___ GIVEN RECORDS

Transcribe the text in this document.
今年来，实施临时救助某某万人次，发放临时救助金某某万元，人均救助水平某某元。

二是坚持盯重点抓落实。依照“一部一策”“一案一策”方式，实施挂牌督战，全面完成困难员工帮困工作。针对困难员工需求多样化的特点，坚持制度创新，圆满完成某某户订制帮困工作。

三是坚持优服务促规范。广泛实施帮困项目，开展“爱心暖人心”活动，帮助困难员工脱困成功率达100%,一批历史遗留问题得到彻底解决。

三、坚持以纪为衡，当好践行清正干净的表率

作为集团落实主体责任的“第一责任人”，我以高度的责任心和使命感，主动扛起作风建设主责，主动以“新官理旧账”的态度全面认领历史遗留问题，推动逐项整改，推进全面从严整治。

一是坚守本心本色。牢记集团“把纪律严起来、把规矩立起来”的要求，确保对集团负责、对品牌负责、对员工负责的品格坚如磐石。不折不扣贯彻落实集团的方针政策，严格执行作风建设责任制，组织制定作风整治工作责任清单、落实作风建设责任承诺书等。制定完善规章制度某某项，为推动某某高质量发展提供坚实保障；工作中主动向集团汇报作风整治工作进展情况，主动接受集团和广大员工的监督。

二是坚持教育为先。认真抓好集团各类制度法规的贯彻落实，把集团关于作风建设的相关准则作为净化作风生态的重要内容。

______

- **TASK GOAL**
Write out the entire listing exactly.

- **WORKED SOLUTION**
Transcribe the text in this document.
今年来，实施临时救助某某万人次，发放临时救助金某某万元，人均救助水平某某元。

二是坚持盯重点抓落实。依照“一部一策”“一案一策”方式，实施挂牌督战，全面完成困难员工帮困工作。针对困难员工需求多样化的特点，坚持制度创新，圆满完成某某户订制帮困工作。

三是坚持优服务促规范。广泛实施帮困项目，开展“爱心暖人心”活动，帮助困难员工脱困成功率达100%,一批历史遗留问题得到彻底解决。

三、坚持以纪为衡，当好践行清正干净的表率

作为集团落实主体责任的“第一责任人”，我以高度的责任心和使命感，主动扛起作风建设主责，主动以“新官理旧账”的态度全面认领历史遗留问题，推动逐项整改，推进全面从严整治。

一是坚守本心本色。牢记集团“把纪律严起来、把规矩立起来”的要求，确保对集团负责、对品牌负责、对员工负责的品格坚如磐石。不折不扣贯彻落实集团的方针政策，严格执行作风建设责任制，组织制定作风整治工作责任清单、落实作风建设责任承诺书等。制定完善规章制度某某项，为推动某某高质量发展提供坚实保障；工作中主动向集团汇报作风整治工作进展情况，主动接受集团和广大员工的监督。

二是坚持教育为先。认真抓好集团各类制度法规的贯彻落实，把集团关于作风建设的相关准则作为净化作风生态的重要内容。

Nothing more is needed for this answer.